Aim ▸
Check every line of the entries for "cette", and copy the lines that hold it.

Rows ▸
▼

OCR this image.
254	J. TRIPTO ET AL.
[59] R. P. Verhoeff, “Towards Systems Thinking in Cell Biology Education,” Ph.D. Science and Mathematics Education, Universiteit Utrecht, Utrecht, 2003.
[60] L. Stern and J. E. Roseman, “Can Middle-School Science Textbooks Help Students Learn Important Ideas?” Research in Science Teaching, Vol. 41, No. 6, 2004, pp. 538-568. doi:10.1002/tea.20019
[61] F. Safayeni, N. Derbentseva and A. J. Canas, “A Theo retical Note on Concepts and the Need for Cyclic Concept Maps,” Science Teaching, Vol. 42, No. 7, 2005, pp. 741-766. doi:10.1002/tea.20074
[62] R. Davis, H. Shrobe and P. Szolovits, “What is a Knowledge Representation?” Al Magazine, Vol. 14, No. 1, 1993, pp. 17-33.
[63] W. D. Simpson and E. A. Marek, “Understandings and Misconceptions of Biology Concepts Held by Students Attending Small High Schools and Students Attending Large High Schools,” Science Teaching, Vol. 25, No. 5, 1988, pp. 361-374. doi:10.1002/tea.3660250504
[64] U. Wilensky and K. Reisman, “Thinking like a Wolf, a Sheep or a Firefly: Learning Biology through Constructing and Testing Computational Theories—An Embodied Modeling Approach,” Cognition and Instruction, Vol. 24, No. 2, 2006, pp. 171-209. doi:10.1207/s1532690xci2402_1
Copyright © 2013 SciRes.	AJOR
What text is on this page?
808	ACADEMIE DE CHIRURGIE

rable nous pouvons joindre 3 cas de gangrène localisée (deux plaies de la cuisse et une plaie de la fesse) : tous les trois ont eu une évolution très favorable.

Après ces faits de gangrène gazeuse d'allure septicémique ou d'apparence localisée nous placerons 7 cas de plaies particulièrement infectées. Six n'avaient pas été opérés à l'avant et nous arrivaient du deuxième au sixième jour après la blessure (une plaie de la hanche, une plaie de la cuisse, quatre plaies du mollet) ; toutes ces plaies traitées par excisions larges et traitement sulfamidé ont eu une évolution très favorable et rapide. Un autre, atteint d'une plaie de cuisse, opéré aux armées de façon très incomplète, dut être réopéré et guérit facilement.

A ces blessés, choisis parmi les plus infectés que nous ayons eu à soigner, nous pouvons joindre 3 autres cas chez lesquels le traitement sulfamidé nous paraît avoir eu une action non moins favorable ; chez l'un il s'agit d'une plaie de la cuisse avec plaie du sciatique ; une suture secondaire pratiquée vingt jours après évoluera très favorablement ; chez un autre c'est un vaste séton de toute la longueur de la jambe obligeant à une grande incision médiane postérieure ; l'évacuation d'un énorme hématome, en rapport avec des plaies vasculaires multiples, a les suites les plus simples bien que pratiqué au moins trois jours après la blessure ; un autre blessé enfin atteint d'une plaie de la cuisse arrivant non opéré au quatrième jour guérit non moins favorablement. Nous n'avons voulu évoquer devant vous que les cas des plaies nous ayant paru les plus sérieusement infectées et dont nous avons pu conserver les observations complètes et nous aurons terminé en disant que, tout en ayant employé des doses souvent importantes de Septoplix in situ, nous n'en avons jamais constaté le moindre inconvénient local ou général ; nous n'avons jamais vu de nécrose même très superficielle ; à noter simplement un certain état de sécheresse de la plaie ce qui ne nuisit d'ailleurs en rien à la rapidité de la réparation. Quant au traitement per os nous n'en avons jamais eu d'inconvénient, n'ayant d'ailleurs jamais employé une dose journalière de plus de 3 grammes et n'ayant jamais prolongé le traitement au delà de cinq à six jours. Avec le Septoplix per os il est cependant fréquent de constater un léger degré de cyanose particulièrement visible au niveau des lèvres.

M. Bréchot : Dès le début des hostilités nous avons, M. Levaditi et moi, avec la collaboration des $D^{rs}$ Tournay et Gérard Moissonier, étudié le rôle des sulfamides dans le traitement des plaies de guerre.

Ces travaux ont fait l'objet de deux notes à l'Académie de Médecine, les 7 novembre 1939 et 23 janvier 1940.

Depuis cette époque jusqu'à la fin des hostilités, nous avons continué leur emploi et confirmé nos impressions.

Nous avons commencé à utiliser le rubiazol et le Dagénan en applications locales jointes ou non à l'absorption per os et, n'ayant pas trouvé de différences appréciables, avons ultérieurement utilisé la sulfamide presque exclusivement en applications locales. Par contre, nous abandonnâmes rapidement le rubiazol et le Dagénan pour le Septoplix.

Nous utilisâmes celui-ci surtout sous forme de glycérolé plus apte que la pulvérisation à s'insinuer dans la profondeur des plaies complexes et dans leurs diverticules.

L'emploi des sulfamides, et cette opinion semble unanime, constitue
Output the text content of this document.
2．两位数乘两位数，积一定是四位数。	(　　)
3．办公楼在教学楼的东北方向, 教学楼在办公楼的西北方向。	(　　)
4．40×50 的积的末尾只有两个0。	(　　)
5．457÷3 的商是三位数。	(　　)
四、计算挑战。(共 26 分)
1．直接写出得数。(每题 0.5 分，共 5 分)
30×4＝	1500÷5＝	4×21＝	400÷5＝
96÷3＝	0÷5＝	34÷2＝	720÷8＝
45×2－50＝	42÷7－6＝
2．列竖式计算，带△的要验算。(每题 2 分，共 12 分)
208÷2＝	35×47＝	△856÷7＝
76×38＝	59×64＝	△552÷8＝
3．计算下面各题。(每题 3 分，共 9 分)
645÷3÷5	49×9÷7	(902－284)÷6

▲

Finished task ▸
Depuis cette époque jusqu'à la fin des hostilités, nous avons continué leur emploi et confirmé nos impressions.
L'emploi des sulfamides, et cette opinion semble unanime, constitue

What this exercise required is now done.